▶ **What the task requires**: Repeat the material verbatim. Images are excluded from the copy.

-------

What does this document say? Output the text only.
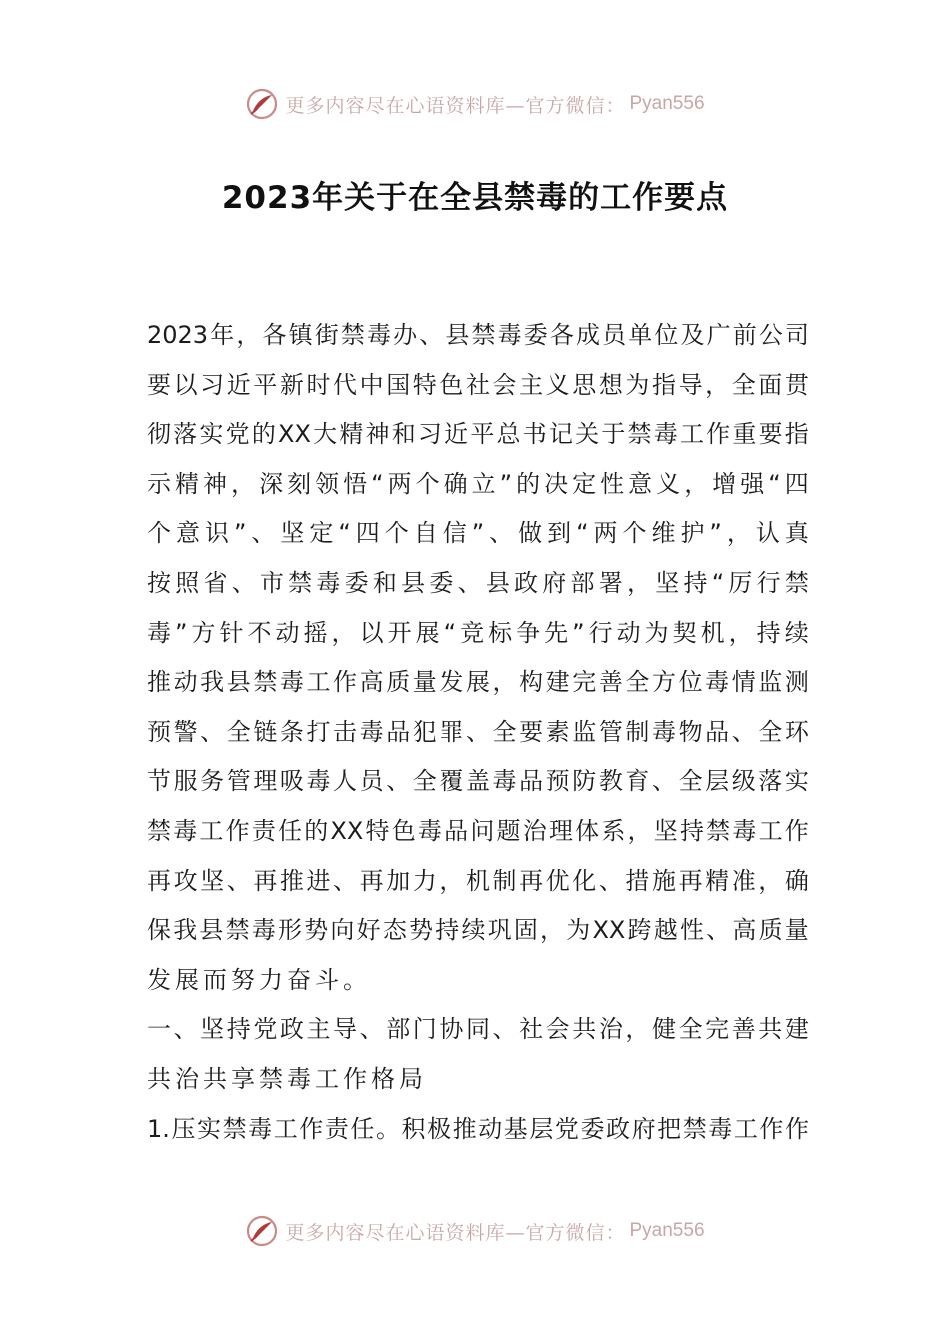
更多内容尽在心语资料库—官方微信： Pyan556
2023年关于在全县禁毒的工作要点
2023 年 ， 各 镇 街 禁 毒 办 、 县 禁 毒 委 各 成 员 单 位 及 广 前 公 司
要 以 习 近 平 新 时 代 中 国 特 色 社 会 主 义 思 想 为 指 导 ， 全 面 贯
彻 落 实 党 的 XX 大 精 神 和 习 近 平 总 书 记 关 于 禁 毒 工 作 重 要 指
示 精 神 ， 深 刻 领 悟 “ 两 个 确 立 ” 的 决 定 性 意 义 ， 增 强 “ 四
个 意 识 ” 、 坚 定 “ 四 个 自 信 ” 、 做 到 “ 两 个 维 护 ” ， 认 真
按 照 省 、 市 禁 毒 委 和 县 委 、 县 政 府 部 署 ， 坚 持 “ 厉 行 禁
毒 ” 方 针 不 动 摇 ， 以 开 展 “ 竞 标 争 先 ” 行 动 为 契 机 ， 持 续
推 动 我 县 禁 毒 工 作 高 质 量 发 展 ， 构 建 完 善 全 方 位 毒 情 监 测
预 警 、 全 链 条 打 击 毒 品 犯 罪 、 全 要 素 监 管 制 毒 物 品 、 全 环
节 服 务 管 理 吸 毒 人 员 、 全 覆 盖 毒 品 预 防 教 育 、 全 层 级 落 实
禁 毒 工 作 责 任 的 XX 特 色 毒 品 问 题 治 理 体 系 ， 坚 持 禁 毒 工 作
再 攻 坚 、 再 推 进 、 再 加 力 ， 机 制 再 优 化 、 措 施 再 精 准 ， 确
保 我 县 禁 毒 形 势 向 好 态 势 持 续 巩 固 ， 为 XX 跨 越 性 、 高 质 量
发展而努力奋斗。
一 、 坚 持 党 政 主 导 、 部 门 协 同 、 社 会 共 治 ， 健 全 完 善 共 建
共治共享禁毒工作格局
1. 压 实 禁 毒 工 作 责 任 。 积 极 推 动 基 层 党 委 政 府 把 禁 毒 工 作 作
更多内容尽在心语资料库—官方微信： Pyan556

-------

▶ **Result**:
What does this document say? Output the text only.
更多内容尽在心语资料库—官方微信： Pyan556
2023年关于在全县禁毒的工作要点
2023 年 ， 各 镇 街 禁 毒 办 、 县 禁 毒 委 各 成 员 单 位 及 广 前 公 司
要 以 习 近 平 新 时 代 中 国 特 色 社 会 主 义 思 想 为 指 导 ， 全 面 贯
彻 落 实 党 的 XX 大 精 神 和 习 近 平 总 书 记 关 于 禁 毒 工 作 重 要 指
示 精 神 ， 深 刻 领 悟 “ 两 个 确 立 ” 的 决 定 性 意 义 ， 增 强 “ 四
个 意 识 ” 、 坚 定 “ 四 个 自 信 ” 、 做 到 “ 两 个 维 护 ” ， 认 真
按 照 省 、 市 禁 毒 委 和 县 委 、 县 政 府 部 署 ， 坚 持 “ 厉 行 禁
毒 ” 方 针 不 动 摇 ， 以 开 展 “ 竞 标 争 先 ” 行 动 为 契 机 ， 持 续
推 动 我 县 禁 毒 工 作 高 质 量 发 展 ， 构 建 完 善 全 方 位 毒 情 监 测
预 警 、 全 链 条 打 击 毒 品 犯 罪 、 全 要 素 监 管 制 毒 物 品 、 全 环
节 服 务 管 理 吸 毒 人 员 、 全 覆 盖 毒 品 预 防 教 育 、 全 层 级 落 实
禁 毒 工 作 责 任 的 XX 特 色 毒 品 问 题 治 理 体 系 ， 坚 持 禁 毒 工 作
再 攻 坚 、 再 推 进 、 再 加 力 ， 机 制 再 优 化 、 措 施 再 精 准 ， 确
保 我 县 禁 毒 形 势 向 好 态 势 持 续 巩 固 ， 为 XX 跨 越 性 、 高 质 量
发展而努力奋斗。
一 、 坚 持 党 政 主 导 、 部 门 协 同 、 社 会 共 治 ， 健 全 完 善 共 建
共治共享禁毒工作格局
1. 压 实 禁 毒 工 作 责 任 。 积 极 推 动 基 层 党 委 政 府 把 禁 毒 工 作 作
更多内容尽在心语资料库—官方微信： Pyan556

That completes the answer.